Problem to work on:
Write out every line below that includes the word "nthe".

Recorded information:
══════════

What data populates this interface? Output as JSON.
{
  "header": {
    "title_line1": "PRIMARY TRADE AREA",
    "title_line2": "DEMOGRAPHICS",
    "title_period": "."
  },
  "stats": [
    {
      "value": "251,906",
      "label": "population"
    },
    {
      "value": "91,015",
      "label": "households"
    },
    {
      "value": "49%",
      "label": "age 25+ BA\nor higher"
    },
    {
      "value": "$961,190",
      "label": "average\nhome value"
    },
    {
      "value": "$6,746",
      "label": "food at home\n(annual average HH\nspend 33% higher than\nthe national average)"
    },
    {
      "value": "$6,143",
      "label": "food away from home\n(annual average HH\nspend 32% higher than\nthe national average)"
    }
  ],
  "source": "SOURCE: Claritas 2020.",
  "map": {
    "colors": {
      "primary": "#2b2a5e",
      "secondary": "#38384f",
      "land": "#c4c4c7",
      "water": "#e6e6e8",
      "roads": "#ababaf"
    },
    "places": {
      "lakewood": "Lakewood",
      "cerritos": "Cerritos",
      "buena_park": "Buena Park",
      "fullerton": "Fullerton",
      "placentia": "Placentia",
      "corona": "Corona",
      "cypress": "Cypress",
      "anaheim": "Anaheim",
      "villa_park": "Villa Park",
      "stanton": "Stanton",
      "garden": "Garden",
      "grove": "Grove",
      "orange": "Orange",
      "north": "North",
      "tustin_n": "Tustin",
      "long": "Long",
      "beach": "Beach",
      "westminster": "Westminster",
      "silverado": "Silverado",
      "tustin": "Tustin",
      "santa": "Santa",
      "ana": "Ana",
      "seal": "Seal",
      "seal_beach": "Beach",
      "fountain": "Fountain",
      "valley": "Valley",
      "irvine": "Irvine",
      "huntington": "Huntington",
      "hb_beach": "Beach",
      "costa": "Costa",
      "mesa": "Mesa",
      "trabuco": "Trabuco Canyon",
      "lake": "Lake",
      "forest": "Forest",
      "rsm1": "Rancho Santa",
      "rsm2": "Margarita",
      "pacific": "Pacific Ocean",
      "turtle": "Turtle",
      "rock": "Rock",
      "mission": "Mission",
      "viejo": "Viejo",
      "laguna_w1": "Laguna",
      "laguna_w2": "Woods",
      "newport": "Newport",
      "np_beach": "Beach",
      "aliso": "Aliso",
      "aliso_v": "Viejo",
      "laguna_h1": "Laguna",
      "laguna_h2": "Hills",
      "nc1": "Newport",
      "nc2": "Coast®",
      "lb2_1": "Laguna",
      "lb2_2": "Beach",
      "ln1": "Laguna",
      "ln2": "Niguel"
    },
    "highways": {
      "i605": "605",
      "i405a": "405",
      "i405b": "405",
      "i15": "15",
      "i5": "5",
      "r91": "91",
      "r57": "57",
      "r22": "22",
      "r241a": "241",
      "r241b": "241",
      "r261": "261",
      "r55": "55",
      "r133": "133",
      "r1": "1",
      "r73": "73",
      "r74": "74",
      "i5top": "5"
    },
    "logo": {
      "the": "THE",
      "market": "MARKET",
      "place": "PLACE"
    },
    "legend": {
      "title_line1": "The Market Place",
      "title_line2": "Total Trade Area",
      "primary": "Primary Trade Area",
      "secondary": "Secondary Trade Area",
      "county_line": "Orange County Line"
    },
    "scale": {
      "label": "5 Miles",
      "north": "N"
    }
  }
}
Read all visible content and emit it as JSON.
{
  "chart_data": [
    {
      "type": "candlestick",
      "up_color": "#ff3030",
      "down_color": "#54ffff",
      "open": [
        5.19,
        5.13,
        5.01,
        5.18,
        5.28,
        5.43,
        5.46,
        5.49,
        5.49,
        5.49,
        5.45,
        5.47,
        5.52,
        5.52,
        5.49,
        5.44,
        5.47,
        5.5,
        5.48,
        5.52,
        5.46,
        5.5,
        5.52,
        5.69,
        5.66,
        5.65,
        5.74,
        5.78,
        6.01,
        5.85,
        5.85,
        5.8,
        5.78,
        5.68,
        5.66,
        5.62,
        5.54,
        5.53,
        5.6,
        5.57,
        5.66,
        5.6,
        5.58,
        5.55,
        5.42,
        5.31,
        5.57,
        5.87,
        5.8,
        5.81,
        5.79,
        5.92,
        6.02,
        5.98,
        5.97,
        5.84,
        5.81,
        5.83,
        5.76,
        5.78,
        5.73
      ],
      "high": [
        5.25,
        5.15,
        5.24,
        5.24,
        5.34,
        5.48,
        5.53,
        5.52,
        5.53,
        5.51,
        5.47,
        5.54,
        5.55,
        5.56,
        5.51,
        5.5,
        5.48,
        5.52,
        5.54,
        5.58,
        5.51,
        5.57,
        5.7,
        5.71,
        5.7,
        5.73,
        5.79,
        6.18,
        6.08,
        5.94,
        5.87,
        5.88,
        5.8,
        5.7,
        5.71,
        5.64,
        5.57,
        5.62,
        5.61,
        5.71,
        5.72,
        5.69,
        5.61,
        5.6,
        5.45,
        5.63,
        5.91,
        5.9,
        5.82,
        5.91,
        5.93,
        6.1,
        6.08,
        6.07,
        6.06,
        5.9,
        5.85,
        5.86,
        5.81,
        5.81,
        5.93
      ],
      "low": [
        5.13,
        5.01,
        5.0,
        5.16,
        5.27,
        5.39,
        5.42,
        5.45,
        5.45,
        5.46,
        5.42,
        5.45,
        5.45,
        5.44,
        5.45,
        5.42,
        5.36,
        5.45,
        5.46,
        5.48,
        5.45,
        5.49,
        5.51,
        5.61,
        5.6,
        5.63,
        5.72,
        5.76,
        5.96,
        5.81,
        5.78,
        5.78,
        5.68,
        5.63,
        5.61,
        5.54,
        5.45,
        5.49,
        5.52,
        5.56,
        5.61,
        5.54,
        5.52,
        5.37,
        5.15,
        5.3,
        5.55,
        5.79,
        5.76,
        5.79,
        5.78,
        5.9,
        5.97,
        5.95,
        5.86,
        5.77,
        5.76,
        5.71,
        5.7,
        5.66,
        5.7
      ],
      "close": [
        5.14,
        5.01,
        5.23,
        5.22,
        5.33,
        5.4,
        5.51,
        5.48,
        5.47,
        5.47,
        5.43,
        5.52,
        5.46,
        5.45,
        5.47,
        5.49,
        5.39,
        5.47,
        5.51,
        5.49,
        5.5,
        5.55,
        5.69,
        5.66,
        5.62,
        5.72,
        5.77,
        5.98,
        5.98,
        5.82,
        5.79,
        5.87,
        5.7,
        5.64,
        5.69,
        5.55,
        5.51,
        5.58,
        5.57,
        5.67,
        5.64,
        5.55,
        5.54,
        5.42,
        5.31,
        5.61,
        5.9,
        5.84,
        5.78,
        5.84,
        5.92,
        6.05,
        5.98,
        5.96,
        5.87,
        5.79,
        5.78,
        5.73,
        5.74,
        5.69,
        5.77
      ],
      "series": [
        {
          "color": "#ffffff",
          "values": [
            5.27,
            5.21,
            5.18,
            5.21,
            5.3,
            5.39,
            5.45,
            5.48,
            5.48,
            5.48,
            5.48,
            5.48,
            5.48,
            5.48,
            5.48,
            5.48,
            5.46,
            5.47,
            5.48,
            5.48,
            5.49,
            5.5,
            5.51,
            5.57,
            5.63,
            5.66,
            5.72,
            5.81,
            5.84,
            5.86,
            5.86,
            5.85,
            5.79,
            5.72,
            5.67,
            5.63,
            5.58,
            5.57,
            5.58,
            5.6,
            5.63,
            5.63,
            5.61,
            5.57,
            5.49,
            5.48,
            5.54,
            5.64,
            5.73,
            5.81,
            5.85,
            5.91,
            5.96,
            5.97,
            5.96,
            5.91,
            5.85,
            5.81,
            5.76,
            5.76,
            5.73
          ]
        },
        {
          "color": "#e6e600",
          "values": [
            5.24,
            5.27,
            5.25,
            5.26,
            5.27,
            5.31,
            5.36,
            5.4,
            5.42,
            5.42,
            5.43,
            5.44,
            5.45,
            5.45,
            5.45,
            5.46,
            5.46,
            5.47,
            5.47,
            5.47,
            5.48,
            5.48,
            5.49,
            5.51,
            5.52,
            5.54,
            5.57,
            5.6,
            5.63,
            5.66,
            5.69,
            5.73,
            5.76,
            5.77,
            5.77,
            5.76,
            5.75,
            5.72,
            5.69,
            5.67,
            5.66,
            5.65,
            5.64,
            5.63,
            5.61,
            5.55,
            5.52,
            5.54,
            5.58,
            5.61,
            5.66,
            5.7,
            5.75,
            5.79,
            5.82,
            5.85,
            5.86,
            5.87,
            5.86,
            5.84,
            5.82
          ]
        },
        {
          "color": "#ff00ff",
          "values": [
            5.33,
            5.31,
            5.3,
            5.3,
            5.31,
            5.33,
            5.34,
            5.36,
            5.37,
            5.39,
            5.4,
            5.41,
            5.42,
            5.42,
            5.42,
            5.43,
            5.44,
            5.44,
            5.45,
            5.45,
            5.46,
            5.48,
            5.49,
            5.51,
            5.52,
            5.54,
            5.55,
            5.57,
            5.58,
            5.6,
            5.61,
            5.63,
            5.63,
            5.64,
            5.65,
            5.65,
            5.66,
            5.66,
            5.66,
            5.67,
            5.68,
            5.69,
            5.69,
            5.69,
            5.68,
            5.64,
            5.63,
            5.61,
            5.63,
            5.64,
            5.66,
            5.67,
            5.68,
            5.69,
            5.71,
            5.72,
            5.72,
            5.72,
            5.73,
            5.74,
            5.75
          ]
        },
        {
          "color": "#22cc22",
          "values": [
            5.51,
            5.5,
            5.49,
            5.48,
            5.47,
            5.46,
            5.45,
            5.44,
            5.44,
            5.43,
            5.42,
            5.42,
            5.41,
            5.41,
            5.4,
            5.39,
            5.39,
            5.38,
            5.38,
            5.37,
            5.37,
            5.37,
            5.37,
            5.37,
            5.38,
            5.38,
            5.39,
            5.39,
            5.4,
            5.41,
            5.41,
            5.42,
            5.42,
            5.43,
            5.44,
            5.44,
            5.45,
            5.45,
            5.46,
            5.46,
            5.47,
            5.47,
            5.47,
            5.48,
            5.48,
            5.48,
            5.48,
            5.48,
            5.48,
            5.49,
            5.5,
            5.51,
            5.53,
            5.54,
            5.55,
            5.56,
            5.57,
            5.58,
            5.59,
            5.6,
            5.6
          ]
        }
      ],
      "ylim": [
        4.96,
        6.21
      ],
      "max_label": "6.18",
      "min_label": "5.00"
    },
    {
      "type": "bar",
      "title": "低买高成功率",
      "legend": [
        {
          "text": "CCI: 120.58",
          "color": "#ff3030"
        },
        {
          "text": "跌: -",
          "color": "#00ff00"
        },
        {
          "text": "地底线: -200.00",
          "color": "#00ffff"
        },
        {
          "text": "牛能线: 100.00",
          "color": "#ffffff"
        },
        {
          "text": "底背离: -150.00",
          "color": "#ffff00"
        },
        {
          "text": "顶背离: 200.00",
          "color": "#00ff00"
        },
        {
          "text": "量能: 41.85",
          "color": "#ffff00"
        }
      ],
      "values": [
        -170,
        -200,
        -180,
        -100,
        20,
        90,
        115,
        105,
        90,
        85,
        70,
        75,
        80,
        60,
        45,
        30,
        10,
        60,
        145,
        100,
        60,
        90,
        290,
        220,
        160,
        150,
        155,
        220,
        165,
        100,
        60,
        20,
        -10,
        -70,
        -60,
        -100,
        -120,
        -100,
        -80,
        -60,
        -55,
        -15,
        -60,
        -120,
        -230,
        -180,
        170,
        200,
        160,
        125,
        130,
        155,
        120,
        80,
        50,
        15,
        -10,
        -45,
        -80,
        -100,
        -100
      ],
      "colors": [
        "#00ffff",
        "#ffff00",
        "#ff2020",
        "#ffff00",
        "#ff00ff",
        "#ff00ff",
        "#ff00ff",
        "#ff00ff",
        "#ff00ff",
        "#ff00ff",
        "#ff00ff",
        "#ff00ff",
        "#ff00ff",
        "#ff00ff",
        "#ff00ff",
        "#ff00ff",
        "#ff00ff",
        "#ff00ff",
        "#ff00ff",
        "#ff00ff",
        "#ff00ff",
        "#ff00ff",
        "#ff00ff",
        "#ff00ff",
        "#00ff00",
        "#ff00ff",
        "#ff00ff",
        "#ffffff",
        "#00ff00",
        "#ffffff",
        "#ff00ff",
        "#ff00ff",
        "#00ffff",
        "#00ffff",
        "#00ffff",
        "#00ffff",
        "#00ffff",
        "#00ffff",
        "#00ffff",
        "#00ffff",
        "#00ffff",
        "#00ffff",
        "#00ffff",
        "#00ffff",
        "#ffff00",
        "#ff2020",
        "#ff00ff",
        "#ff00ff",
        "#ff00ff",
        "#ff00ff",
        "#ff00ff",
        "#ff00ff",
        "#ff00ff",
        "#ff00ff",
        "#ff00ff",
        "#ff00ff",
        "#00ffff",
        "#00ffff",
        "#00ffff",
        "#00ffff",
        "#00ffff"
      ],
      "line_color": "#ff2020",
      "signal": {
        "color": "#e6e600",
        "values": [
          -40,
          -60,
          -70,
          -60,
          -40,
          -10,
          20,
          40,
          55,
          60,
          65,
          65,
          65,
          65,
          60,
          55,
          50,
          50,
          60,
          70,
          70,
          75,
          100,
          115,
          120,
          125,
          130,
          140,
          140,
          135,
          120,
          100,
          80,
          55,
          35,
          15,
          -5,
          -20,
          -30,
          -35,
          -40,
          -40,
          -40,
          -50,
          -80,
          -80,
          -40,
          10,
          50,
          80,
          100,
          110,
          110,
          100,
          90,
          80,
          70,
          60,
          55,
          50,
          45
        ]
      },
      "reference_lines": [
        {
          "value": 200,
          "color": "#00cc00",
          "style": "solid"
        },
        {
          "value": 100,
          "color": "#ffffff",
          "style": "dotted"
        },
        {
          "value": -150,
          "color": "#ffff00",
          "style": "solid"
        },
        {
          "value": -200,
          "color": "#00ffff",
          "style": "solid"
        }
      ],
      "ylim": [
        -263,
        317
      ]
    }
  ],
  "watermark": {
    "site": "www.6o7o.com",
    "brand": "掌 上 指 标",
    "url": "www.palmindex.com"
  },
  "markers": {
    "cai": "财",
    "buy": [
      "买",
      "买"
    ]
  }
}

══════════

Response to the task:
      "label": "food at home\n(annual average HH\nspend 33% higher than\nthe national average)"
      "label": "food away from home\n(annual average HH\nspend 32% higher than\nthe national average)"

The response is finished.